(Entries with figure data)
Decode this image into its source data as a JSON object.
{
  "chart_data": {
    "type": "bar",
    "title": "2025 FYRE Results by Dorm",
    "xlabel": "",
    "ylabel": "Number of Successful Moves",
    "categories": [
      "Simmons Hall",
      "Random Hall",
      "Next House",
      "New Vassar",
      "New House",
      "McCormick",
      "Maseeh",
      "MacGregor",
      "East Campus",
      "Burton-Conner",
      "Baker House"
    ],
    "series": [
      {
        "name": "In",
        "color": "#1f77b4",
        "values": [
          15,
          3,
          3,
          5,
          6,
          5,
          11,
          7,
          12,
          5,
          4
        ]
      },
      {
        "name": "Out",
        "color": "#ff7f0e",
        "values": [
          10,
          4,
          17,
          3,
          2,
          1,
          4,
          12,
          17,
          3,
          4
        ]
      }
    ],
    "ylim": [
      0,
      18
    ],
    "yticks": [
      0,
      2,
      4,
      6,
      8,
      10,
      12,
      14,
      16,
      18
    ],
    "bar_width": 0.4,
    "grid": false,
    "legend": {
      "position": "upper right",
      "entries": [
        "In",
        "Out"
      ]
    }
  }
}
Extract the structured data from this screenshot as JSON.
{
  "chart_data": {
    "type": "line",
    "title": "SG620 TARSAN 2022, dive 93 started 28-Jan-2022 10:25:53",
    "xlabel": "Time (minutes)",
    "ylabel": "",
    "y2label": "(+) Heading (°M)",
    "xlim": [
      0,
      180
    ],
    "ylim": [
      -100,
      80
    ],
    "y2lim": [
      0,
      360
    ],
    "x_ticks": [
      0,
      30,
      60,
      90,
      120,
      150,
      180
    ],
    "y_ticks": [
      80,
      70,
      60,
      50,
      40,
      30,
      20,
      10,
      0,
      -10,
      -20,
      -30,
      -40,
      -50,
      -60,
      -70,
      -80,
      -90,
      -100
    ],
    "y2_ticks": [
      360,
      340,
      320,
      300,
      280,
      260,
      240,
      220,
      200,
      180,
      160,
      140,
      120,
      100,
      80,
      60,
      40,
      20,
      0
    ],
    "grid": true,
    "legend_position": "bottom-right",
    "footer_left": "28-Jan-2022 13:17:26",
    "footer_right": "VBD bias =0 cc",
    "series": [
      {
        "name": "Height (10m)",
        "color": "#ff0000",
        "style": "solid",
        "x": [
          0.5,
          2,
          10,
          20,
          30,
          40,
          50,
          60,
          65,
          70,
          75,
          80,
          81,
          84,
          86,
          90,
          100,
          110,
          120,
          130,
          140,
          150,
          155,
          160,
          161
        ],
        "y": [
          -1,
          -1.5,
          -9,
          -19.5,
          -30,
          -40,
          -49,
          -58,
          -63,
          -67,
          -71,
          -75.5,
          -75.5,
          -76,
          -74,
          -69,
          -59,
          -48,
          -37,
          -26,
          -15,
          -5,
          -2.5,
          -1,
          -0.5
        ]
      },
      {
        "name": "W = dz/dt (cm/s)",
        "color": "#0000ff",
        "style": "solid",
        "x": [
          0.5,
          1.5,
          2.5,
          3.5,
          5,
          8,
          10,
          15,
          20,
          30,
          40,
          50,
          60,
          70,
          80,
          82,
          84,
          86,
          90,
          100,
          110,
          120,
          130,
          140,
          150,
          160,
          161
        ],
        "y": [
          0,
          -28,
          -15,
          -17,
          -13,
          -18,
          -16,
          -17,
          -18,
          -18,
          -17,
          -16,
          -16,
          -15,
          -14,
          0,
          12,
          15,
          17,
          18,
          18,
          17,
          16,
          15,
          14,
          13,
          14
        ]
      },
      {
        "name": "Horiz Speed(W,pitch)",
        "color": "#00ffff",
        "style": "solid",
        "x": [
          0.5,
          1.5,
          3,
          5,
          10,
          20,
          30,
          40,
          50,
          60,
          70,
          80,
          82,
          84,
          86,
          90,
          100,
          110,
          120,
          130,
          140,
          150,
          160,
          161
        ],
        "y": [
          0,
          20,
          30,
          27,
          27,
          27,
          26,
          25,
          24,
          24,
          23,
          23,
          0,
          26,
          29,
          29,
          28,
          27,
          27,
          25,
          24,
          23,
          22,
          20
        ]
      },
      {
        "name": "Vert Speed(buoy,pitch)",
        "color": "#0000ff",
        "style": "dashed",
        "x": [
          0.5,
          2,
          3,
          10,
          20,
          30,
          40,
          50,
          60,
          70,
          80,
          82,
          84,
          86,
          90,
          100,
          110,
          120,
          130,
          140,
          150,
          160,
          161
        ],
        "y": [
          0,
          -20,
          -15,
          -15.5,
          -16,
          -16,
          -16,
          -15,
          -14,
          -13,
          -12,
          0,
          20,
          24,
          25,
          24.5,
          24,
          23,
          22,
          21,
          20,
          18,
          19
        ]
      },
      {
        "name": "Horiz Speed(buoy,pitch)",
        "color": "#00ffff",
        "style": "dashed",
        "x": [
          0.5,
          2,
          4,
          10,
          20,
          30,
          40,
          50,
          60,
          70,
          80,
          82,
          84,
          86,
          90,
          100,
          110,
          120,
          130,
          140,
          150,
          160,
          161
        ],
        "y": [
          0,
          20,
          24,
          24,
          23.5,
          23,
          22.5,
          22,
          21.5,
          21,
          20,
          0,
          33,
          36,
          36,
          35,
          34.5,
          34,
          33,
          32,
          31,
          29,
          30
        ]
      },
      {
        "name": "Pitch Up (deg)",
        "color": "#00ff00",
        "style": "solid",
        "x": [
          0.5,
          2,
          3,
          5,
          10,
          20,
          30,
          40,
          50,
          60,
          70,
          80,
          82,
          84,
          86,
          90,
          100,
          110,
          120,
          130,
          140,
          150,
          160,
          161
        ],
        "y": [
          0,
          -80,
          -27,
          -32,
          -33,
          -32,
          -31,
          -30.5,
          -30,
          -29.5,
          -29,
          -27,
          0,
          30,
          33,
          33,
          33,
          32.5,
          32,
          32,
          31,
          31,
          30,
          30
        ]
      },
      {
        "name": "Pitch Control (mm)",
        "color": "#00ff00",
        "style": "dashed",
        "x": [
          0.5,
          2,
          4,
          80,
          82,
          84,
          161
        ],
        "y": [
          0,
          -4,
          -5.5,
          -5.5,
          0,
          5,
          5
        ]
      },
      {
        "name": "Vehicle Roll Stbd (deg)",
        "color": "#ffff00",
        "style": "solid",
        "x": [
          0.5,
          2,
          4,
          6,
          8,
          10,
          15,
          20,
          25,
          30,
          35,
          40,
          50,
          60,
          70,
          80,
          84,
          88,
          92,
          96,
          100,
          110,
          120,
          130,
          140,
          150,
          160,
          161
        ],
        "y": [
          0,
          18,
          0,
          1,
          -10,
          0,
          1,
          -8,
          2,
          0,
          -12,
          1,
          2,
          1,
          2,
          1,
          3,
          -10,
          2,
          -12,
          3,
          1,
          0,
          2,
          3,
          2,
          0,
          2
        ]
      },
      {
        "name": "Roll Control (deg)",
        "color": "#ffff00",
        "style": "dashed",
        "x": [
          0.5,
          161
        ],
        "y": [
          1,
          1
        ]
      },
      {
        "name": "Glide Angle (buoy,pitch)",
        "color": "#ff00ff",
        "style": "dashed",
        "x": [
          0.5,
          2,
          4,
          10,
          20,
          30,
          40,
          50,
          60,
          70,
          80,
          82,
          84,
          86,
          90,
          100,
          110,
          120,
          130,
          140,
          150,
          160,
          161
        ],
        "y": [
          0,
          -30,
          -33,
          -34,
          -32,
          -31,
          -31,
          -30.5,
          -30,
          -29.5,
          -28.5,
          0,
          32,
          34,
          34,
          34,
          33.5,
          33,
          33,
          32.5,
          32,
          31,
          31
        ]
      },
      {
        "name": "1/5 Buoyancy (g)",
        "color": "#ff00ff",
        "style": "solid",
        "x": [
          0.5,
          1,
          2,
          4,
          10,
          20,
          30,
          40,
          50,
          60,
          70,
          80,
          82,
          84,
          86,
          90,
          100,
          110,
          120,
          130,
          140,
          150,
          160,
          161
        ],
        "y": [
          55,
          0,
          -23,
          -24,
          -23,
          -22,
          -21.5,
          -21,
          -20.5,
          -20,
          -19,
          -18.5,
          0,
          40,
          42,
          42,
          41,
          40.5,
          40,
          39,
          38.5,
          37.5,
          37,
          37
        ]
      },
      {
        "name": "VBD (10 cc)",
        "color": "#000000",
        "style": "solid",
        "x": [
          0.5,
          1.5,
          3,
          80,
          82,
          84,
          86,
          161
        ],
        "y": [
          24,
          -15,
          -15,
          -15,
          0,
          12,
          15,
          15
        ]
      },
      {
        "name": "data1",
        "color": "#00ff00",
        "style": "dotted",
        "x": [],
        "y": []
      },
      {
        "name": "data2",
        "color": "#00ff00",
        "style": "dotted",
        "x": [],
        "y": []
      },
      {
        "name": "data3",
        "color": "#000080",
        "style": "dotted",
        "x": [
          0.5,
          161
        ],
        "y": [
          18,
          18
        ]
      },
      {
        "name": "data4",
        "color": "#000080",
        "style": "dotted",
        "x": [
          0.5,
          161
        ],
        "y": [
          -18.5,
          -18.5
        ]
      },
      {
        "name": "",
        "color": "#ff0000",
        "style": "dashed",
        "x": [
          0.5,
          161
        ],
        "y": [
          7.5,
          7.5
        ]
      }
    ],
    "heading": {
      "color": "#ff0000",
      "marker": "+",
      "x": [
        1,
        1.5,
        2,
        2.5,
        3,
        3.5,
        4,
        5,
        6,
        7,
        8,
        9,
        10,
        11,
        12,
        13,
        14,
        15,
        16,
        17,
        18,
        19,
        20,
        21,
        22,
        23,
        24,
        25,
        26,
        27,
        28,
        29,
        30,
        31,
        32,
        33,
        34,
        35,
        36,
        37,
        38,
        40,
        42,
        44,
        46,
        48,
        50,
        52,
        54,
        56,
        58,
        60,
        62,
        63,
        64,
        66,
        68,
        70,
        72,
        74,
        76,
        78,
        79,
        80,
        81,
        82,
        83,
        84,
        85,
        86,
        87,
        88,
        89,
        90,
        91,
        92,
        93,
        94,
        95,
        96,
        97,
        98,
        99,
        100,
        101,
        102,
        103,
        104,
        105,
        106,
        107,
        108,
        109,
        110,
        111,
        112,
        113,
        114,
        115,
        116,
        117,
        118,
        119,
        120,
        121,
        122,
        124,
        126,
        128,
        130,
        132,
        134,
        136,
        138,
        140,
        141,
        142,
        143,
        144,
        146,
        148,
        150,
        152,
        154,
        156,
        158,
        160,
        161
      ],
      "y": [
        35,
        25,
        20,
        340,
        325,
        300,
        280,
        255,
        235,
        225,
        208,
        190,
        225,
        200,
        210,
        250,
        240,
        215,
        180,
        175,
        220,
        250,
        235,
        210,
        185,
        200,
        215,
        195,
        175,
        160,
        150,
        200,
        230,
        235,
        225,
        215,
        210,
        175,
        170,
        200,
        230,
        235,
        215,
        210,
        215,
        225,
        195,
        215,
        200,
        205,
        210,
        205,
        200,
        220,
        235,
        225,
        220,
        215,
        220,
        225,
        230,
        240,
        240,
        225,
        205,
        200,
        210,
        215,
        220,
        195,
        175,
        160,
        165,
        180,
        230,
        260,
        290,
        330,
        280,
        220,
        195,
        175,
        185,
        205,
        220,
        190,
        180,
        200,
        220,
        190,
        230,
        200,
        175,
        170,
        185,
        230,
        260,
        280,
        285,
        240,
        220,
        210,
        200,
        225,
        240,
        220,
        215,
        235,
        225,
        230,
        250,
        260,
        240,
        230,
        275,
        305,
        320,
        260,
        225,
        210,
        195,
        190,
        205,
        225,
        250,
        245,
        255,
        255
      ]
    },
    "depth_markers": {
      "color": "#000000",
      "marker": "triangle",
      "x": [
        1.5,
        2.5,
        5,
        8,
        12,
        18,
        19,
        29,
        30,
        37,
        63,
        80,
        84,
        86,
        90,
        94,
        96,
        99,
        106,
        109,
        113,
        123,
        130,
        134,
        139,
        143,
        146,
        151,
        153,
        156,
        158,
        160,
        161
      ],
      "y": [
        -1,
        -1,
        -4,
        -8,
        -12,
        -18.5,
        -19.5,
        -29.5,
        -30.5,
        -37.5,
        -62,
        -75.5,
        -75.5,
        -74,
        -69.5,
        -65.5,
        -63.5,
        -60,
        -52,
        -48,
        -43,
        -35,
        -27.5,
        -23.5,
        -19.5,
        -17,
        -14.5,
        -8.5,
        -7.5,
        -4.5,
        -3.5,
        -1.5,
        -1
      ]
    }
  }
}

• **PROBLEM TO SOLVE**: Going through the records above, state how many lines carry "ylabel", with no other text.

• **FULL ANSWER**: 2